++++ ИСХОДНЫЙ ТЕКСТ

В ноябре 2007 года в Нью-Йорке я взял интервью у Айаан Хирси Али, возможно самой выдающейся в мире мусульманки, которая порвала со своей религией, и при этом поинтересовался ее мнением о “карикатурах на пророка Мухаммеда”.

Я находился в США по другой причине – собирался обсудить с американскими издательствами публикацию своей книги. Мой литературный агент заранее отправил им подробное описание на тридцать-сорок страниц, так что у издателей сформировалось четкое представление о содержании книги. На встречах я подробно отвечал на все вопросы, но ни одно из крупных издательств так и не пожелало опубликовать ее. Возможно, они сочли, что книга скорее ориентирована на европейский рынок и что ее будет тяжело продавать в США, но я подозревал, что американские издательства опасались шумихи. Это ощущение усилилось, когда компания “Рэндом Хаус”, уже заплатив аванс в размере ста тысяч долларов, отказалась публиковать “Жемчужину Медины” – исторический роман Шерри Джонс о жене пророка Мухаммеда Аише, еще ребенком выданной за него замуж. Отказ издательства был вызван заключением эксперта по исламу из Техаса, который предупредил о возможной гневной реакции мусульман. В 2009 году издательство Йельского университета решило убрать все изображения пророка из книги профессора Ютте Клаузен “Карикатуры, которые потрясли мир”, в том числе рисунки “Юлландс-Постен”, а также исторические изображения Мухаммеда из мусульманских и немусульманских источников, хотя уже объявило, что иллюстрации будут напечатаны.

В первый день Айаан пришлось отложить нашу встречу – она участвовала в переговорах об учреждении фонда, который должен был обеспечить ее безопасность в США. Хирси Али передвигалась на бронированных автомобилях, и ее повсюду сопровождал телохранитель. На следующий день мы встретились за чаем и пирожными в баре в одном из фешенебельных отелей Манхэттена. Она была в хорошем настроении и все время подшучивала над собой. Время от времени Хирси Али окидывала взглядом помещение, отмечая, кто входит и выходит, и бранила себя, что отвлекается на то, чем должен заниматься ее телохранитель, находившийся рядом.

++++++++
++++ ИСХОДНЫЕ ДАННЫЕ

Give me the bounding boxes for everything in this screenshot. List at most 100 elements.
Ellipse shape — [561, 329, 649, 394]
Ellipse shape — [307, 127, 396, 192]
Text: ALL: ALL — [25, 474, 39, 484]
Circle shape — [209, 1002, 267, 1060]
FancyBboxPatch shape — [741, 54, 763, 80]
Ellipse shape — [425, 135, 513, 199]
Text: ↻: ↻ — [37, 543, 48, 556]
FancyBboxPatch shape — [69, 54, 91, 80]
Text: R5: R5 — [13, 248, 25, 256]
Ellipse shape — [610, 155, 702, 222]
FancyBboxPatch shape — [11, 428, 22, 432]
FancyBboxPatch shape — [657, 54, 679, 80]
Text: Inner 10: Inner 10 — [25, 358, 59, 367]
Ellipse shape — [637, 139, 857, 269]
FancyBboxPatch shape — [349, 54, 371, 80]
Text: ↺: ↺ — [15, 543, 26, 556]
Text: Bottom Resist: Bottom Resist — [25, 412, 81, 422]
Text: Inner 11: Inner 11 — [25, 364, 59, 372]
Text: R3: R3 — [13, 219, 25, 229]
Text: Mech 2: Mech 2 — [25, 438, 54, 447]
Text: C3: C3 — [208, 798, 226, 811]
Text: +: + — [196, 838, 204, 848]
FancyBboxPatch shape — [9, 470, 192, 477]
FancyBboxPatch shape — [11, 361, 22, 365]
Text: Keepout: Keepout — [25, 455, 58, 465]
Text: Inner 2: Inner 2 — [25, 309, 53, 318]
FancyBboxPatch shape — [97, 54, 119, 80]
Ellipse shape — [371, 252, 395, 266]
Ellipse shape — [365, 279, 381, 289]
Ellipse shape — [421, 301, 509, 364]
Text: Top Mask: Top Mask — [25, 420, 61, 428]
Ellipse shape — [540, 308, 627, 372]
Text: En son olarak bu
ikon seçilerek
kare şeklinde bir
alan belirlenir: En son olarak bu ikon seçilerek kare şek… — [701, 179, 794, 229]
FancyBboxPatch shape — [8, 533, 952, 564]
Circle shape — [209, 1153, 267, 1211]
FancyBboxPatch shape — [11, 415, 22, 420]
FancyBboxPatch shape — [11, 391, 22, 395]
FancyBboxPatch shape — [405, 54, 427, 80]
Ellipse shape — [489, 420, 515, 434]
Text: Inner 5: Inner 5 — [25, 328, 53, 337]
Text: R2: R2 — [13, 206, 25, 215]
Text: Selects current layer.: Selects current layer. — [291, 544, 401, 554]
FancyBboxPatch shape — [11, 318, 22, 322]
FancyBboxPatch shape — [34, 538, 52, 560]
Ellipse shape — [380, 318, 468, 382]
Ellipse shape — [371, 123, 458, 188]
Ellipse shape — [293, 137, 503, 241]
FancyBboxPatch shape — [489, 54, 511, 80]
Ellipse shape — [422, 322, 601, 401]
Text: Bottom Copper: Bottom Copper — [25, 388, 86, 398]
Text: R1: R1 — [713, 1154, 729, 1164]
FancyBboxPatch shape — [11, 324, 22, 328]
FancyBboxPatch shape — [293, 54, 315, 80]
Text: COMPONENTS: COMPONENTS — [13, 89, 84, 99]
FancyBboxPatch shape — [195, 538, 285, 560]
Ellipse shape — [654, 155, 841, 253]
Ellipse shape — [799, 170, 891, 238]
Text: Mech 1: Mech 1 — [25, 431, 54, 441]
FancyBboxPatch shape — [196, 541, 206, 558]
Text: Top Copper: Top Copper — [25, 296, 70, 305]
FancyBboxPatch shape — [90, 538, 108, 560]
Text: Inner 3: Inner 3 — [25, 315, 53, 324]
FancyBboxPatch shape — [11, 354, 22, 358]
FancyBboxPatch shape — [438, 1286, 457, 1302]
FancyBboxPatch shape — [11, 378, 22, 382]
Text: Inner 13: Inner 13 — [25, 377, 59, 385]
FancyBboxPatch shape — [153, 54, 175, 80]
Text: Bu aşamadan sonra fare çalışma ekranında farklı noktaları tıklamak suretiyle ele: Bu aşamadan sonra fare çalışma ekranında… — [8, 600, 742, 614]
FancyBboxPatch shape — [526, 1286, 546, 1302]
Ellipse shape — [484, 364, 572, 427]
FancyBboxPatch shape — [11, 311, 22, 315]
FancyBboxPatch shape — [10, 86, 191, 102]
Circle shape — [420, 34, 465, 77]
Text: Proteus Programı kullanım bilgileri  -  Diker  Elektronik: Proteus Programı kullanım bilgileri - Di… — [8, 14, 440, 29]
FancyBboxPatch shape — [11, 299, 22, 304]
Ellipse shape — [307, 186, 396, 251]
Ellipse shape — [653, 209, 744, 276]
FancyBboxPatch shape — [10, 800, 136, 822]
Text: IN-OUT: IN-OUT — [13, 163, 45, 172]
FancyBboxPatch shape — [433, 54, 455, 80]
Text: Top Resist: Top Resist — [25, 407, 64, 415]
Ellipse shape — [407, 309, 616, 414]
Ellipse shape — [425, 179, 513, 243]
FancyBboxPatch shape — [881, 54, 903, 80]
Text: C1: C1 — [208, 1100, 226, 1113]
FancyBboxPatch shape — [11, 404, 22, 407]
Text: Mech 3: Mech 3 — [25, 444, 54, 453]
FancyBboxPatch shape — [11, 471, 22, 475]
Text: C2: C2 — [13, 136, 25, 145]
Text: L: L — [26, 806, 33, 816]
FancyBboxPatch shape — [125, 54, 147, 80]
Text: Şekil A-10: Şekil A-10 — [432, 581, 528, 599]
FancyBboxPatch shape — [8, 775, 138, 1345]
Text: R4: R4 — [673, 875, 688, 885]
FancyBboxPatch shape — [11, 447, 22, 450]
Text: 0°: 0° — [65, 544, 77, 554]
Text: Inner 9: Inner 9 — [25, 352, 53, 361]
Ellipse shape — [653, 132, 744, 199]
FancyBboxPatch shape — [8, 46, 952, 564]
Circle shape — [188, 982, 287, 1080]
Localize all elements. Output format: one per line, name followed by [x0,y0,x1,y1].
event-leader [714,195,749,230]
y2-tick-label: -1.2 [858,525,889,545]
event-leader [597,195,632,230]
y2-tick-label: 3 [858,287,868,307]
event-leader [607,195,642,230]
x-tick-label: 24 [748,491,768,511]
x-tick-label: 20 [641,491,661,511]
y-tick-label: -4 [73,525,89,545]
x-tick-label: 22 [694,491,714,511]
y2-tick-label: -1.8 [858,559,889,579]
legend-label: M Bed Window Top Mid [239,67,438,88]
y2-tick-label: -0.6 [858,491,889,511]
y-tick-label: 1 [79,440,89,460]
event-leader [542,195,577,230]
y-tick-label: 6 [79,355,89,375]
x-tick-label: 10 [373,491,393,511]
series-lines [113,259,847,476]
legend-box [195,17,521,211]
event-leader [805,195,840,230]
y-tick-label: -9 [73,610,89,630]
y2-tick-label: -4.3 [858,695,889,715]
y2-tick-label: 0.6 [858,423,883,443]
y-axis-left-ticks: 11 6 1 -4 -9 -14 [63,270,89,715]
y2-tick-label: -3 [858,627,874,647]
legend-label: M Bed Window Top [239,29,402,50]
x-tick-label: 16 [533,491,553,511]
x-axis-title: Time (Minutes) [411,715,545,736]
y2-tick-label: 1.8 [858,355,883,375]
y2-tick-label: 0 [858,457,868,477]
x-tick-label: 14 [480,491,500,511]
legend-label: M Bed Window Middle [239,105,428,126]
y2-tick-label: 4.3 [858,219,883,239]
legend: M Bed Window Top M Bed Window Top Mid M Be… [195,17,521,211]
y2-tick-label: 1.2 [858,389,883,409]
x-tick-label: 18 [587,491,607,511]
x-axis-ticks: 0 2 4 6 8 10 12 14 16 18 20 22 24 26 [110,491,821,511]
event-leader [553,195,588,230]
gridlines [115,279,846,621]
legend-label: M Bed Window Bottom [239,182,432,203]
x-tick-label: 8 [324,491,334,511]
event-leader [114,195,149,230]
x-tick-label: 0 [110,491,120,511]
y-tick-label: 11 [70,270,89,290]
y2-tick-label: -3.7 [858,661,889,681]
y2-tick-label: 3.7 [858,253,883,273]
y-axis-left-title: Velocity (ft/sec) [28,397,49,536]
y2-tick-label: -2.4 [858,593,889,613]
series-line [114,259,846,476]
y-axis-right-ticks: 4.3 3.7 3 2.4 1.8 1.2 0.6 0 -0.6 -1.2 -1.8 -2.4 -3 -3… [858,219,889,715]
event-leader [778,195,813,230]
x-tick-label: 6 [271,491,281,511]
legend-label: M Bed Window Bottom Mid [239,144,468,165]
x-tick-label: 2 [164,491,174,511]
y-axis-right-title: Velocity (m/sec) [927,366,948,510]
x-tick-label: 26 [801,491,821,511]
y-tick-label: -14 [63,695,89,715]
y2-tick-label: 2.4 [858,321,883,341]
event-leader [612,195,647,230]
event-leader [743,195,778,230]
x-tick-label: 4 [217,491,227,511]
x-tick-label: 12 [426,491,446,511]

++++++++

▸ ЗАДАНИЕ 1:
Какой аванс компания «Рэндом Хаус» уже заплатила за «Жемчужину Медины», по словам текста об Айаан Хирси Али?
▸ ЗАДАНИЕ 2:
Выпишите без изменений часть текста об Айаан Хирси Али: начните со слов «В первый день» и остановитесь после слов «телохранитель, находившийся рядом.».
▸ ЗАДАНИЕ 3:
Продолжите текст об Айаан Хирси Али, начиная сразу после его последнего предложения.

▸ ОЖИДАЕМЫЙ ОТВЕТ 1:
Сто тысяч долларов.

▸ ОЖИДАЕМЫЙ ОТВЕТ 2:
В первый день Айаан пришлось отложить нашу встречу – она участвовала в переговорах об учреждении фонда, который должен был обеспечить ее безопасность в США. Хирси Али передвигалась на бронированных автомобилях, и ее повсюду сопровождал телохранитель. На следующий день мы встретились за чаем и пирожными в баре в одном из фешенебельных отелей Манхэттена. Она была в хорошем настроении и все время подшучивала над собой. Время от времени Хирси Али окидывала взглядом помещение, отмечая, кто входит и выходит, и бранила себя, что отвлекается на то, чем должен заниматься ее телохранитель, находившийся рядом.

▸ ОЖИДАЕМЫЙ ОТВЕТ 3:
Айаан рассказала, что публикация рисунков и первая реакция читателей осенью 2005 года заставили ее задуматься над тем, что случилось в 2003 году в Нидерландах. В интервью газете “Троув” она сделала несколько критических замечаний о Мухаммеде. По ее мнению, с точки зрения современного Запада пророк выглядит извращенцем, поскольку он женился на несовершеннолетней, с которой имел сексуальные отношения; Мухаммед также был тираном, который жестоко подавлял любые проявления инакомыслия и ни с кем не советовался, принимая решения; он совершенно не подходит на роль примера для мусульман, живущих в светских демократических обществах. Недовольные высказываниями Хирси Али, несколько голландских мусульман обратились в полицию по факту дискриминации, но прокурор закрыл дело, поскольку высказывания Айаан не оскорбляли мусульман как социальную группу. “Я сказала, что такие люди, как бен Ладен, Хомейни и Саддам Хусейн, воспринимают его как образец, и мои слова вызвали в Нидерландах кризис. Послы четырех арабских государств разыскали лидера моей партии и потребовали наказать меня, выгнать из парламента и принести извинения. Увидев рисунки, я показала их ему со словами: “Смотри, что происходит в Дании””.

Айаан убеждена, что нужны новые рисунки пророка Мухаммеда, что следует снять исламскую версию комедии “Жизнь Брайана по Монти Пайтон”, назвав ее “Житие Мухаммеда”. В общем, нужно сочинять рассказы и комедии, рисовать иллюстрации, проводить исторические изыскания, чтобы лучше понять ислам, как через легкие, так и через серьезные жанры. “Полтора миллиарда мусульман считают Мухаммеда образцом для подражания. Если ты называешь себя мусульманином, значит, должен следовать его примеру, не только молиться пять раз в день, но и соблюдать установленные пророком нравственные нормы. Поэтому очень важно понять, на чем основана исламская мораль. Чтобы освободить себя от оков невежества, как сказал Кант. Это очень важно не только для мусульман, но и дня всех, кто ценит мир”.